Work out how many lines hold the string "SORUMLULUKLARI". Give that number and nothing more.

================

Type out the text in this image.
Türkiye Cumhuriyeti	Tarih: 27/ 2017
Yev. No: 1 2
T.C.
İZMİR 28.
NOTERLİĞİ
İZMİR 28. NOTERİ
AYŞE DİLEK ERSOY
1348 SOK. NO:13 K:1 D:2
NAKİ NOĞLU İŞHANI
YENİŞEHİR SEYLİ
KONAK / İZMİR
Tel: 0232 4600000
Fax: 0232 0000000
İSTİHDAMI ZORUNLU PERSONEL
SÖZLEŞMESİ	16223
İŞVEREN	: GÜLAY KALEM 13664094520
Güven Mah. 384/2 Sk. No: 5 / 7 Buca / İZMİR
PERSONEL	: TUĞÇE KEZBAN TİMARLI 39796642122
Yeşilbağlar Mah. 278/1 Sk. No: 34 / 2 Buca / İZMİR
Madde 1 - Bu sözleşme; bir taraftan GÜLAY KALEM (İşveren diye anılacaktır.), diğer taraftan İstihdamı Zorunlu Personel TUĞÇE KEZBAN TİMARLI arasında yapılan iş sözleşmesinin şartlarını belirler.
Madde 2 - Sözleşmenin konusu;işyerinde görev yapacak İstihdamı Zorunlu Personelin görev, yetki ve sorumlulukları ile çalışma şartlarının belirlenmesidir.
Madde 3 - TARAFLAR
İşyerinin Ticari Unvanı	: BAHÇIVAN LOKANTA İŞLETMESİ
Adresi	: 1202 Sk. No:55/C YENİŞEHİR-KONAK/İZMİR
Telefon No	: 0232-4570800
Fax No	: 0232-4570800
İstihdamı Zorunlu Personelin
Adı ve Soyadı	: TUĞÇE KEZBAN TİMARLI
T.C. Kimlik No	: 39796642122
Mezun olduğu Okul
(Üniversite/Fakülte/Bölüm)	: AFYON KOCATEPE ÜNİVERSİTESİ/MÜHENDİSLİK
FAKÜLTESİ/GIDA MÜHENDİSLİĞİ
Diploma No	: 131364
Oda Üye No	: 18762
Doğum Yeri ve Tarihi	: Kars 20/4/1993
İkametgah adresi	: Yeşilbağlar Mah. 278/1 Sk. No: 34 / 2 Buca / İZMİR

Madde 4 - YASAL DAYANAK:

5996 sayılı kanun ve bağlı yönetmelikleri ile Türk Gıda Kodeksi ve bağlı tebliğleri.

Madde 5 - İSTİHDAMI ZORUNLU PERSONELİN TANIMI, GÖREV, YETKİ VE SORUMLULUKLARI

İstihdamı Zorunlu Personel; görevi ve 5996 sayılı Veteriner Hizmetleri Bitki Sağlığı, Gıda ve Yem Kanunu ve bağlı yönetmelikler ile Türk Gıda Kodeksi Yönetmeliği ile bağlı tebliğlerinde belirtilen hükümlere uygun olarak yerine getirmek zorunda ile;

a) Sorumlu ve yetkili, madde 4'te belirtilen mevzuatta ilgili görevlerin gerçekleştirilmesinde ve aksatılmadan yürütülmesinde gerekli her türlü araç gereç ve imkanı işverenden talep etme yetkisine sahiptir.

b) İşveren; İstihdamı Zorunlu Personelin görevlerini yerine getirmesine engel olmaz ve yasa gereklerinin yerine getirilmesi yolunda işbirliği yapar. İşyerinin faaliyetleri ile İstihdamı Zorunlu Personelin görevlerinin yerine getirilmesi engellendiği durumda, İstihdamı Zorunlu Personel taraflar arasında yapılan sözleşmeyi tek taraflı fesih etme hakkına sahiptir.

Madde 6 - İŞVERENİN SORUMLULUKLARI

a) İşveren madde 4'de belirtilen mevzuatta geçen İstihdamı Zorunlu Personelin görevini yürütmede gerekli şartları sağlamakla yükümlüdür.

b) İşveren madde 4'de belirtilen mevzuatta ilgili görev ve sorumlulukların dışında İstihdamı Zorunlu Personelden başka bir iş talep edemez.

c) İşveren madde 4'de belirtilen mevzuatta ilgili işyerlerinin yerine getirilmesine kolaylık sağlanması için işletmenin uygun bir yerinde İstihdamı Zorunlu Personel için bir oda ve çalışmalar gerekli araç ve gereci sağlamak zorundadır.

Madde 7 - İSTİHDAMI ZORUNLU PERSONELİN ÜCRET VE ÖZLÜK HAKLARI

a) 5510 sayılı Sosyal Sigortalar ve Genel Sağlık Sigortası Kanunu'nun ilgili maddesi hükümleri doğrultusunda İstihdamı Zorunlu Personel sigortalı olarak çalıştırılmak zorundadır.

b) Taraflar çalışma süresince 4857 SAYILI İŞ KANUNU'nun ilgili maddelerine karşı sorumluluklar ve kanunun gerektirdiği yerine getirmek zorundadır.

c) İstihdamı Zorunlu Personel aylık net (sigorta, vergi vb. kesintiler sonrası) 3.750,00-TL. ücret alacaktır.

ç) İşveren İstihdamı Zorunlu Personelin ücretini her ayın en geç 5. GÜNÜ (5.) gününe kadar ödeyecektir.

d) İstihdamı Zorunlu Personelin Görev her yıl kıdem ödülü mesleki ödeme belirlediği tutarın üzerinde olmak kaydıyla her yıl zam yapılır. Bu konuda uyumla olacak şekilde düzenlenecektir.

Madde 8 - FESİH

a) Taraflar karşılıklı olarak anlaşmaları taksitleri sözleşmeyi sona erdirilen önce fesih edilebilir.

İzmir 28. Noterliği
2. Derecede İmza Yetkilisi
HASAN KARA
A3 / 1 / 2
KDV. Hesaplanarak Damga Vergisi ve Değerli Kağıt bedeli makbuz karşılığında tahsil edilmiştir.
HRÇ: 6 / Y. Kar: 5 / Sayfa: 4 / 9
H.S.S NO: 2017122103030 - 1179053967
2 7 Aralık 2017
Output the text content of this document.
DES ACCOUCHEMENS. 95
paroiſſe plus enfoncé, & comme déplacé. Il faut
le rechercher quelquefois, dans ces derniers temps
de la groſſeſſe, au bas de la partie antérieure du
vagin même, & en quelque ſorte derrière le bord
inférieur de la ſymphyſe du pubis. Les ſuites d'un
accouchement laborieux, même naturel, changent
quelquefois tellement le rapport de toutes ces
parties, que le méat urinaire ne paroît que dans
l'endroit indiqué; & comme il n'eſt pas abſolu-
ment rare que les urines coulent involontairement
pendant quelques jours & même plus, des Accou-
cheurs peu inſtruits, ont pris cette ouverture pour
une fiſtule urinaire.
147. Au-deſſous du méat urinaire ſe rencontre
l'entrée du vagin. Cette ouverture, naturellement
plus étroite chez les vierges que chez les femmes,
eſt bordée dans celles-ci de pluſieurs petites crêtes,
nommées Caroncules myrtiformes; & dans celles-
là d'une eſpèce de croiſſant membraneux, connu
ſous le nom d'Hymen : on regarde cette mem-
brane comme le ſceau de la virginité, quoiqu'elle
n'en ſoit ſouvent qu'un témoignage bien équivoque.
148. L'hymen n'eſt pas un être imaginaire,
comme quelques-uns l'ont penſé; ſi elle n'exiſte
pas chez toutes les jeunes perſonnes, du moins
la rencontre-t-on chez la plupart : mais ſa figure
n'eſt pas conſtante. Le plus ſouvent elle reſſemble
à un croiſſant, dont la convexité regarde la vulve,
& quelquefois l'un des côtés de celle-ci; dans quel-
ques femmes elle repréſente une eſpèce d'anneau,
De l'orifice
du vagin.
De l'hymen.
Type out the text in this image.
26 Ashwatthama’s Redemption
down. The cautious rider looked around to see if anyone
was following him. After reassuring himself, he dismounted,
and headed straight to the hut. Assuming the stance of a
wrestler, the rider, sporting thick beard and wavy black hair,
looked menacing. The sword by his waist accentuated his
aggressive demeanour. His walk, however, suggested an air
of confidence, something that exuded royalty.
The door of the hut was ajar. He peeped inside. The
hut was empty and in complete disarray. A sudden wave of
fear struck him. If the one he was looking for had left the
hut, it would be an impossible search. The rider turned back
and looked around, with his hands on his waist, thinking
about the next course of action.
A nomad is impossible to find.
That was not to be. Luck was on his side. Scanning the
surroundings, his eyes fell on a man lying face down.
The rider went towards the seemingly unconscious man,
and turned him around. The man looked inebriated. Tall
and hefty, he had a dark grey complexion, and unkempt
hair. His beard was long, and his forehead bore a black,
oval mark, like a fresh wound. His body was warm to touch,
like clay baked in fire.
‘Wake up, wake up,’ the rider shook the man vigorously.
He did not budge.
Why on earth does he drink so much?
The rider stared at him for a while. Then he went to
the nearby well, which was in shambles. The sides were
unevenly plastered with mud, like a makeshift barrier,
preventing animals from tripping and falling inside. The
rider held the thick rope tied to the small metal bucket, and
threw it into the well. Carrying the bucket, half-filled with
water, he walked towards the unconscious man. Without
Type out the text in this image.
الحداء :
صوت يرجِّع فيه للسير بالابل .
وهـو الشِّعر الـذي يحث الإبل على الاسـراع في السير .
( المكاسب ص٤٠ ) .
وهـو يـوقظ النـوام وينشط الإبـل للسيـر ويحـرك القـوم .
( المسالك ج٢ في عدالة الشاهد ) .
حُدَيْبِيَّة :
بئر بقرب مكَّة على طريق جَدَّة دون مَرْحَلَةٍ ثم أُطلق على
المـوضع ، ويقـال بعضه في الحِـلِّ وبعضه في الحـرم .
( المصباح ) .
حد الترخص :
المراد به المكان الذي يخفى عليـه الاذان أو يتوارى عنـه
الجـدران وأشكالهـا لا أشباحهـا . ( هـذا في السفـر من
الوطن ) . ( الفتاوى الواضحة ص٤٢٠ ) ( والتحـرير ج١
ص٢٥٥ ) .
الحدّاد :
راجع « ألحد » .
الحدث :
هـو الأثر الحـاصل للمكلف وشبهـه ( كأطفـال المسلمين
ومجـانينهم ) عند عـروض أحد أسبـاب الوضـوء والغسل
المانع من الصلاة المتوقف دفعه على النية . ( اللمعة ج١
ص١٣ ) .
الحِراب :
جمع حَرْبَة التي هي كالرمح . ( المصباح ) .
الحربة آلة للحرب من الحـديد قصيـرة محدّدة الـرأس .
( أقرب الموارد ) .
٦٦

================

* [RESULT OF THE EXERCISE]
2